____ Entries

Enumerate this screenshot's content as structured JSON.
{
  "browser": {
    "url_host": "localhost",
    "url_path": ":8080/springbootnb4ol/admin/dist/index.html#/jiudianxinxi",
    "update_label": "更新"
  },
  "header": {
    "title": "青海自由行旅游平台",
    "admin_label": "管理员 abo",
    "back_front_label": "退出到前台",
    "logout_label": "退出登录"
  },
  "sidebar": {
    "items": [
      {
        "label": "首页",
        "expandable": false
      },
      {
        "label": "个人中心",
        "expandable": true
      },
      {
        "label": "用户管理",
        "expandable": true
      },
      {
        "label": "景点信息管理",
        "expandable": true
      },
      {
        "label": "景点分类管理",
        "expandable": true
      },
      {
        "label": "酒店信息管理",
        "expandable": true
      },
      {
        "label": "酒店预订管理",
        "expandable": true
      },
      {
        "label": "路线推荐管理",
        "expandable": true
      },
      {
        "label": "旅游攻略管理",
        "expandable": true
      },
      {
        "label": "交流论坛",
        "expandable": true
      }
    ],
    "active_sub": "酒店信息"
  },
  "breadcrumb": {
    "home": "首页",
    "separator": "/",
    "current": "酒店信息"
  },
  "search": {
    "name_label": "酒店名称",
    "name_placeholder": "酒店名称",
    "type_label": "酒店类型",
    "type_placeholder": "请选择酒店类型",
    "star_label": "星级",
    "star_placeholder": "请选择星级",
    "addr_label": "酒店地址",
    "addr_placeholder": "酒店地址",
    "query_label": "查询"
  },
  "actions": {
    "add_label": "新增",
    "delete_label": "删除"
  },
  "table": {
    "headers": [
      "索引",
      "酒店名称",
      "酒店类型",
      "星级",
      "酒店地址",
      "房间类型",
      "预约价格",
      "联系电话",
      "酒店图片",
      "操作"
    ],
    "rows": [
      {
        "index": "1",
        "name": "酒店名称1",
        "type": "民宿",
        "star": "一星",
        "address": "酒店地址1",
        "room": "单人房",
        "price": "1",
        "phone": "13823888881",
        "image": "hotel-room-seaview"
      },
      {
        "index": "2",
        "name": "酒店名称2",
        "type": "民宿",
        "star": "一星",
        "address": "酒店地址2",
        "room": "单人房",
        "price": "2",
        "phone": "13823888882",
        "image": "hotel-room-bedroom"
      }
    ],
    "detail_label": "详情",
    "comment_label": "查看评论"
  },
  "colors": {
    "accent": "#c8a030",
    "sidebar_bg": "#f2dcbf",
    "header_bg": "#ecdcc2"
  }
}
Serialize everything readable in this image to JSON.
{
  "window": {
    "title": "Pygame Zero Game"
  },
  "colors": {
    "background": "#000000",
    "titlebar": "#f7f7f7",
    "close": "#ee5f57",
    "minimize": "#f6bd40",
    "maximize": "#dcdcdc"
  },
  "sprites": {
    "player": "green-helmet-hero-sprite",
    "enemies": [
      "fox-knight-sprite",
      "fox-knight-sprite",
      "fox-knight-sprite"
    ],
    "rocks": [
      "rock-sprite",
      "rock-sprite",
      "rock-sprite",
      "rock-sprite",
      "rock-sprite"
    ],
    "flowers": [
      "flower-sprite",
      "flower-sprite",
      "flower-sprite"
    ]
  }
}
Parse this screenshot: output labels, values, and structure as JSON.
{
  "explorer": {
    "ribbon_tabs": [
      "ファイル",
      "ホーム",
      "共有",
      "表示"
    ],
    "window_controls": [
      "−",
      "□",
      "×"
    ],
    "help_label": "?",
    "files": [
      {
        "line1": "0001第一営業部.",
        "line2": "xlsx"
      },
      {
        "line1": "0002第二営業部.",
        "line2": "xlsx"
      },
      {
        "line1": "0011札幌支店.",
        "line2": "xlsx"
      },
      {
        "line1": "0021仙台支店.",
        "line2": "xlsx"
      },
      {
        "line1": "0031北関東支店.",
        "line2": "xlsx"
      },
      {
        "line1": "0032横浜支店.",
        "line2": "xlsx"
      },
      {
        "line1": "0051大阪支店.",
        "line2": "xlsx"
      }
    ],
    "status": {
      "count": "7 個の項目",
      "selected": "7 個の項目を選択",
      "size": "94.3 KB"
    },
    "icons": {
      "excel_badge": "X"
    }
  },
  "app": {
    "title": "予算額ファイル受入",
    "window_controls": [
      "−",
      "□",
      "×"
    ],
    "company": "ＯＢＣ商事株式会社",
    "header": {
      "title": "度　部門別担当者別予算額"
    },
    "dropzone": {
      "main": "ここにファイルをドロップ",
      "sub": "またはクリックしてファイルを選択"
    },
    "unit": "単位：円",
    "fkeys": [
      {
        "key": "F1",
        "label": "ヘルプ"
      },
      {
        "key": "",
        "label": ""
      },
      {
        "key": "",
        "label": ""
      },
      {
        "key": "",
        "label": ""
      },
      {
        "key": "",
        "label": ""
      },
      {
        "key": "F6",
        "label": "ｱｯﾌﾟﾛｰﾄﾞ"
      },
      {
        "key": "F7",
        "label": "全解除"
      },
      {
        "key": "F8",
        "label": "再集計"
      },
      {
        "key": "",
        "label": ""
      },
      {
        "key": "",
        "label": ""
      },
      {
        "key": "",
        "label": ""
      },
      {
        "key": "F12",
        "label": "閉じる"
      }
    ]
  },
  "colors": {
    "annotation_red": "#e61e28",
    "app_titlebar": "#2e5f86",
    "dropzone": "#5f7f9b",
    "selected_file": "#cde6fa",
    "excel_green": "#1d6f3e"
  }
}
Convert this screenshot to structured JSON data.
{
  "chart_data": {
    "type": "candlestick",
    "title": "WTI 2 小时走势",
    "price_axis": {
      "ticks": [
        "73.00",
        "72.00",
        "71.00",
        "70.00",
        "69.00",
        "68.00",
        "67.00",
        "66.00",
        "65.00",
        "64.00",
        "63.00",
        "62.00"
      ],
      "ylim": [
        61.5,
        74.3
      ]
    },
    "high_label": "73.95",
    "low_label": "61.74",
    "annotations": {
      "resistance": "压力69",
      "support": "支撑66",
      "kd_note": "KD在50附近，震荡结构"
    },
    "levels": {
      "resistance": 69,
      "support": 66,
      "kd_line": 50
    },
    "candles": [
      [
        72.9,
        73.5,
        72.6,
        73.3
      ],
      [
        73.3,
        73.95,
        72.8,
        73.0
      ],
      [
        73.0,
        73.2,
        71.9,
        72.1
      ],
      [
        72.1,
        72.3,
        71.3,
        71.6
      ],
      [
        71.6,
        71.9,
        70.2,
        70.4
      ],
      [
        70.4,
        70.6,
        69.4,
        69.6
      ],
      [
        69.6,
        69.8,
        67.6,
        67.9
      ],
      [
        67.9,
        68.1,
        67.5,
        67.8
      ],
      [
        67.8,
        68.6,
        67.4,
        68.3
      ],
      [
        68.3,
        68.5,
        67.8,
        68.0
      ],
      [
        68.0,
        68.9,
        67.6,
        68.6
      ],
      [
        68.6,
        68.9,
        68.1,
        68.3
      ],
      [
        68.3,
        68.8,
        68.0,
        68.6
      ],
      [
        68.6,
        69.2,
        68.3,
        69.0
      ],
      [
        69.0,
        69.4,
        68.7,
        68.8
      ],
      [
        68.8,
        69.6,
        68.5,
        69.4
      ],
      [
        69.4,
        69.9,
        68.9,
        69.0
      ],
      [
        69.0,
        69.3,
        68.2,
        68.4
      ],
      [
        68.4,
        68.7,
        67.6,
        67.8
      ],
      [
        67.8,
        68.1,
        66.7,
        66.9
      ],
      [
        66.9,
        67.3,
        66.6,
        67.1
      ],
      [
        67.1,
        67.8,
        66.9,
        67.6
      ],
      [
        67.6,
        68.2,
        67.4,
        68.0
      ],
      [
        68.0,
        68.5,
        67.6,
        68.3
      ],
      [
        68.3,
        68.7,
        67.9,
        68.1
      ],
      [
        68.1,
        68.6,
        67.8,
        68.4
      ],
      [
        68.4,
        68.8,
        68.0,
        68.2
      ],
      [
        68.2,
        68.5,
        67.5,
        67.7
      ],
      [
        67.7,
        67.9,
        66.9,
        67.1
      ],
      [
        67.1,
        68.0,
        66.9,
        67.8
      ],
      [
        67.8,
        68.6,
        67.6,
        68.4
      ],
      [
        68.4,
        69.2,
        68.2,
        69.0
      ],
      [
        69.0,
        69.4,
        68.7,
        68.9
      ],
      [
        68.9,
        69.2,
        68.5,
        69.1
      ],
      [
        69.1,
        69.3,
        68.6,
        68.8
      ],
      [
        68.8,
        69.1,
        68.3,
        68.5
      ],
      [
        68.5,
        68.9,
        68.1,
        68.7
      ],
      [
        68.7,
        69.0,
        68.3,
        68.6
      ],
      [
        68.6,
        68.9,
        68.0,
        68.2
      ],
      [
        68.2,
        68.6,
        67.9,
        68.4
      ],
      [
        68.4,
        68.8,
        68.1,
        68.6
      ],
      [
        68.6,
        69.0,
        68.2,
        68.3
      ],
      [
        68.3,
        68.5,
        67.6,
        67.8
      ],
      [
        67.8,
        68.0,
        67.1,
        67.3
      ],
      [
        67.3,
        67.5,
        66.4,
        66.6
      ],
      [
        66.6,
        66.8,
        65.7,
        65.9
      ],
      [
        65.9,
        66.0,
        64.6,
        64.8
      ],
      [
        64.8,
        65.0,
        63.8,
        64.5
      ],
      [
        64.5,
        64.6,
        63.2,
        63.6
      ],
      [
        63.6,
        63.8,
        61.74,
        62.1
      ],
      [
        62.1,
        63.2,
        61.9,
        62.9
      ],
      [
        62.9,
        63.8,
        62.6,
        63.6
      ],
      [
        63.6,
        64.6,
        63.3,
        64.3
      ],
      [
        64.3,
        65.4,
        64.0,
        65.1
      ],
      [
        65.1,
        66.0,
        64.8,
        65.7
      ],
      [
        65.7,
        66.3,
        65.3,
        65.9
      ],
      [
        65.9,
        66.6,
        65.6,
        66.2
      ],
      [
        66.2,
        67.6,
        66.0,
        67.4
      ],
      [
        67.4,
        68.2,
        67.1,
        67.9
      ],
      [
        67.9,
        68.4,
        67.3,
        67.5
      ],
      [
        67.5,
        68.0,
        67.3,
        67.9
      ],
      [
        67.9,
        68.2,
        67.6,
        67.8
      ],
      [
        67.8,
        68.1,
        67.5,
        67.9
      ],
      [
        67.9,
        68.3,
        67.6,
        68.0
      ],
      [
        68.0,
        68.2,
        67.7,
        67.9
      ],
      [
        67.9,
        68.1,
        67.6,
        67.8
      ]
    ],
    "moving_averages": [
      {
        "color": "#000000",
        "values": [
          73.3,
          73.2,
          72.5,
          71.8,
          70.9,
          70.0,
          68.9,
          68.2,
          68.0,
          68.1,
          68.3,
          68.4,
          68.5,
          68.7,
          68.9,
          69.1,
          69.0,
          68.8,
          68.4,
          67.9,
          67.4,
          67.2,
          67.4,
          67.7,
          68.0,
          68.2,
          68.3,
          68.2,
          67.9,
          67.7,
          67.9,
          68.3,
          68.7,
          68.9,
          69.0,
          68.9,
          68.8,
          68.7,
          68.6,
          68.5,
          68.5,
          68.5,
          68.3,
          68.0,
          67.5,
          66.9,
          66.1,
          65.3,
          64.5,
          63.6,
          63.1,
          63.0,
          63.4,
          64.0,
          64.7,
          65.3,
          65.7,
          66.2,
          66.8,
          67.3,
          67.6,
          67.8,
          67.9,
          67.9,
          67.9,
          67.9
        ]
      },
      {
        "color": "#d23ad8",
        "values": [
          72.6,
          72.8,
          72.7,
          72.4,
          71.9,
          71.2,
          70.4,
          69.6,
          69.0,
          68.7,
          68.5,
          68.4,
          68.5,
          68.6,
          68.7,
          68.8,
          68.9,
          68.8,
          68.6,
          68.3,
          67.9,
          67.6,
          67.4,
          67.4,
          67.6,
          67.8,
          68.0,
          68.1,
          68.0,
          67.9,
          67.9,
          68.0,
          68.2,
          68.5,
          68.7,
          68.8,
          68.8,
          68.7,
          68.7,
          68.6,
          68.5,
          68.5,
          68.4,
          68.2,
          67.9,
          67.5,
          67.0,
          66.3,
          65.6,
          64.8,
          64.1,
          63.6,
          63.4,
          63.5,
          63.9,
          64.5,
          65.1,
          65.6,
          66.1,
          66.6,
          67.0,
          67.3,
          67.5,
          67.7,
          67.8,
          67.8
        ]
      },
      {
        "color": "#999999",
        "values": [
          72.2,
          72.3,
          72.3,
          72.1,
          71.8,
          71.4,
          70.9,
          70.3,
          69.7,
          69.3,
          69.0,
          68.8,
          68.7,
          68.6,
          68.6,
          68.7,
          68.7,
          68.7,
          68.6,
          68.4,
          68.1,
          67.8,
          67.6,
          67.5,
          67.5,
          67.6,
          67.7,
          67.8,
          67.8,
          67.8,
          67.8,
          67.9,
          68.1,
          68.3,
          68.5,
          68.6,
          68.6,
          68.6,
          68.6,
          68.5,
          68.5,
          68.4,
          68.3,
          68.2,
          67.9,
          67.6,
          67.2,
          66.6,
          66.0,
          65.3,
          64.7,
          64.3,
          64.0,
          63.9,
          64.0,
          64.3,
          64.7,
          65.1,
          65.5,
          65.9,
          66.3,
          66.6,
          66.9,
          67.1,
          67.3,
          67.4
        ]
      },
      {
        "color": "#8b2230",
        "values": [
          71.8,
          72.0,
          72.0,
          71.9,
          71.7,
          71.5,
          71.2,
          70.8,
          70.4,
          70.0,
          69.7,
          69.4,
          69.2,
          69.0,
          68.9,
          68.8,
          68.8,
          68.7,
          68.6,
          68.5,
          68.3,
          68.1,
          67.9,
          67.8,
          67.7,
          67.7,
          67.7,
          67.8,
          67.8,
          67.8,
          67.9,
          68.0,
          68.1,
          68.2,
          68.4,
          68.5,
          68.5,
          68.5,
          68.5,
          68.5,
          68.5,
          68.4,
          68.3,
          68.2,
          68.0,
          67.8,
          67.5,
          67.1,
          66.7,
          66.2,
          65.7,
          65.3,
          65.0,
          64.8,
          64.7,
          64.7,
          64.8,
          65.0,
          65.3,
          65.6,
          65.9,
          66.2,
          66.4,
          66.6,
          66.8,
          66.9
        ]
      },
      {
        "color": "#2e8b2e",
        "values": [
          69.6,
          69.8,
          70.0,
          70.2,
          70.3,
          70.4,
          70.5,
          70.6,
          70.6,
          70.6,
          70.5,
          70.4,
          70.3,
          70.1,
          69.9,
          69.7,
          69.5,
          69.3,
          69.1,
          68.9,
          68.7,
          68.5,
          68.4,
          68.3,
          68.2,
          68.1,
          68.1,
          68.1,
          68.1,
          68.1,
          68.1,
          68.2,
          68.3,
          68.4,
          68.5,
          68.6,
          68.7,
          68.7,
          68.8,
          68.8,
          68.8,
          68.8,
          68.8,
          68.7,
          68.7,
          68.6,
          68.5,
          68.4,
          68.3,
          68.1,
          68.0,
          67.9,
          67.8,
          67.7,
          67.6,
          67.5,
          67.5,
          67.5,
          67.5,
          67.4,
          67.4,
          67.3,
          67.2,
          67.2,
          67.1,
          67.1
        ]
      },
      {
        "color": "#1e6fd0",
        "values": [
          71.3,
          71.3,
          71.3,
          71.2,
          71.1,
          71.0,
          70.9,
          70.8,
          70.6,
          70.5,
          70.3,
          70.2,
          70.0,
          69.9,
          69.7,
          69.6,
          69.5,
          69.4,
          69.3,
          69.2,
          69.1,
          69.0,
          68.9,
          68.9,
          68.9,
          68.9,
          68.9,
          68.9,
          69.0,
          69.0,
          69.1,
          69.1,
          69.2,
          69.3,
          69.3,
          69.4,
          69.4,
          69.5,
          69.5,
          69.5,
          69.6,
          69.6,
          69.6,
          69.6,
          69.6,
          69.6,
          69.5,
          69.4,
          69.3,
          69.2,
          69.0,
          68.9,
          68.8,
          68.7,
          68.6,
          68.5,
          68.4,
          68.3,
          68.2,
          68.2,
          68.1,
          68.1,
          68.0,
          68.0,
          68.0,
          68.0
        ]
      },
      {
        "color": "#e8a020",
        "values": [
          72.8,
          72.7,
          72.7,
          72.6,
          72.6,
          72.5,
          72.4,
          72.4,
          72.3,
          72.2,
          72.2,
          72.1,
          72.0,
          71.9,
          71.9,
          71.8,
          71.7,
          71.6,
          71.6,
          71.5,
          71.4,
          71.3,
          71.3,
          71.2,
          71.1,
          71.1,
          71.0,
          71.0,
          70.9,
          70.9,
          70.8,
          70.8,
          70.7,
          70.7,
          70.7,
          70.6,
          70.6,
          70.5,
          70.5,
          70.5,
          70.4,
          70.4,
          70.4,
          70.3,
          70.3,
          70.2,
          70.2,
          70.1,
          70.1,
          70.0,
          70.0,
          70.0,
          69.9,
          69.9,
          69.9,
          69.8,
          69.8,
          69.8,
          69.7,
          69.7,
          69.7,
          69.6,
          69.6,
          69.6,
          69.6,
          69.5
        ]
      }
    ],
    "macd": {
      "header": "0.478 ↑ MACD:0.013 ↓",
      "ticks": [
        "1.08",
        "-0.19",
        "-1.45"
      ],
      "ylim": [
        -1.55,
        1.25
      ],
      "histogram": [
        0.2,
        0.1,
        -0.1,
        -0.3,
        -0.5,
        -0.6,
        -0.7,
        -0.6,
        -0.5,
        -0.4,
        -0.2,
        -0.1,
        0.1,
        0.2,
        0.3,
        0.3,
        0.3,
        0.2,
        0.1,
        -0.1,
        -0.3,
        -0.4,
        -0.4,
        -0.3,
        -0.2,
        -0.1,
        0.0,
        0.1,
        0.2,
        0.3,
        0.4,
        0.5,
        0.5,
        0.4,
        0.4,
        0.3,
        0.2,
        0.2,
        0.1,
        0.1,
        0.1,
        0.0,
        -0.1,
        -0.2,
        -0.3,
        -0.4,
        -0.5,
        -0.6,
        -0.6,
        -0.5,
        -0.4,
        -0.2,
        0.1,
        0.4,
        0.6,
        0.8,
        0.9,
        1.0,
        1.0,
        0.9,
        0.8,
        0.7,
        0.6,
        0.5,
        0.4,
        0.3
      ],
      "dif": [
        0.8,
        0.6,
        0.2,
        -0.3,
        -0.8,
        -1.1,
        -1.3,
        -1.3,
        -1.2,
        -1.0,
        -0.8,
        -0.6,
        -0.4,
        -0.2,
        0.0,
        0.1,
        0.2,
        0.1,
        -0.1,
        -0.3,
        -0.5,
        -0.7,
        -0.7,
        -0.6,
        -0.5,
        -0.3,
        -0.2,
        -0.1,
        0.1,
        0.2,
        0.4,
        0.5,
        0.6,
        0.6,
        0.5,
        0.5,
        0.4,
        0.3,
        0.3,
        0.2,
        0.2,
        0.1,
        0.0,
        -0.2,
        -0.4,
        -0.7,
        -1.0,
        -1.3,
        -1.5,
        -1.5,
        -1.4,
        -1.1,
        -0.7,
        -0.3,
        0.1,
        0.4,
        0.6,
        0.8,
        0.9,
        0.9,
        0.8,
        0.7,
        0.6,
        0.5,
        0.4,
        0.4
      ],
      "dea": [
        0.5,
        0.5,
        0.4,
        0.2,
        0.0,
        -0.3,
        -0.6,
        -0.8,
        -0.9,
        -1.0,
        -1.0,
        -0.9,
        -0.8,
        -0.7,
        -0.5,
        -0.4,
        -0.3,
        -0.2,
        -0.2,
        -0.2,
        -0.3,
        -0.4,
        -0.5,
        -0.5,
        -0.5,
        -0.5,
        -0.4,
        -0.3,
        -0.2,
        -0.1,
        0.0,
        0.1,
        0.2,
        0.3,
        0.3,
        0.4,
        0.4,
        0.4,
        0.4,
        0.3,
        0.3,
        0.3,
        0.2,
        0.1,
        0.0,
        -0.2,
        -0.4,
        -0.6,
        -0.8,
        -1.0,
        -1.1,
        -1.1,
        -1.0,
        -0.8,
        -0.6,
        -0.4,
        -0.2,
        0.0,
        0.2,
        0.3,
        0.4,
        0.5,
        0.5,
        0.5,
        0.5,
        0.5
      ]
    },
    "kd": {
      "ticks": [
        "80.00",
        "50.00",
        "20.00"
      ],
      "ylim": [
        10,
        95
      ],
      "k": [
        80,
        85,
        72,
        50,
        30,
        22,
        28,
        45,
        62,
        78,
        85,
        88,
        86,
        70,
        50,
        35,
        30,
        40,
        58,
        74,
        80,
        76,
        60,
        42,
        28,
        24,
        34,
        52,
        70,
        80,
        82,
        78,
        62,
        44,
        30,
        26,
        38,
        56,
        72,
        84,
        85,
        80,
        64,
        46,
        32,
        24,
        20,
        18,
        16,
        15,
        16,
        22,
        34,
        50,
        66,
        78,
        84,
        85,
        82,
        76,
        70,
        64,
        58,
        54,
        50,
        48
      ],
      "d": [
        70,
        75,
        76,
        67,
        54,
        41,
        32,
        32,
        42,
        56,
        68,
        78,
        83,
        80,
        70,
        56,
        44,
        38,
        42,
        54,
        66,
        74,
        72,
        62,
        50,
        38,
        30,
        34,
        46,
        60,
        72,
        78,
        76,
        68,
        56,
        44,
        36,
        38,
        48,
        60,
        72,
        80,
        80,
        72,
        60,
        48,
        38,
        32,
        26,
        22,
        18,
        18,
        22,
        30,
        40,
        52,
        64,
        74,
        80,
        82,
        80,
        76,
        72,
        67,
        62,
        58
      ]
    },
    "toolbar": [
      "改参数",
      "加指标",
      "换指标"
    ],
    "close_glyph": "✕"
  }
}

________

State how many lines of the records above contain the word "this", and give only that number.

■ Reply:
4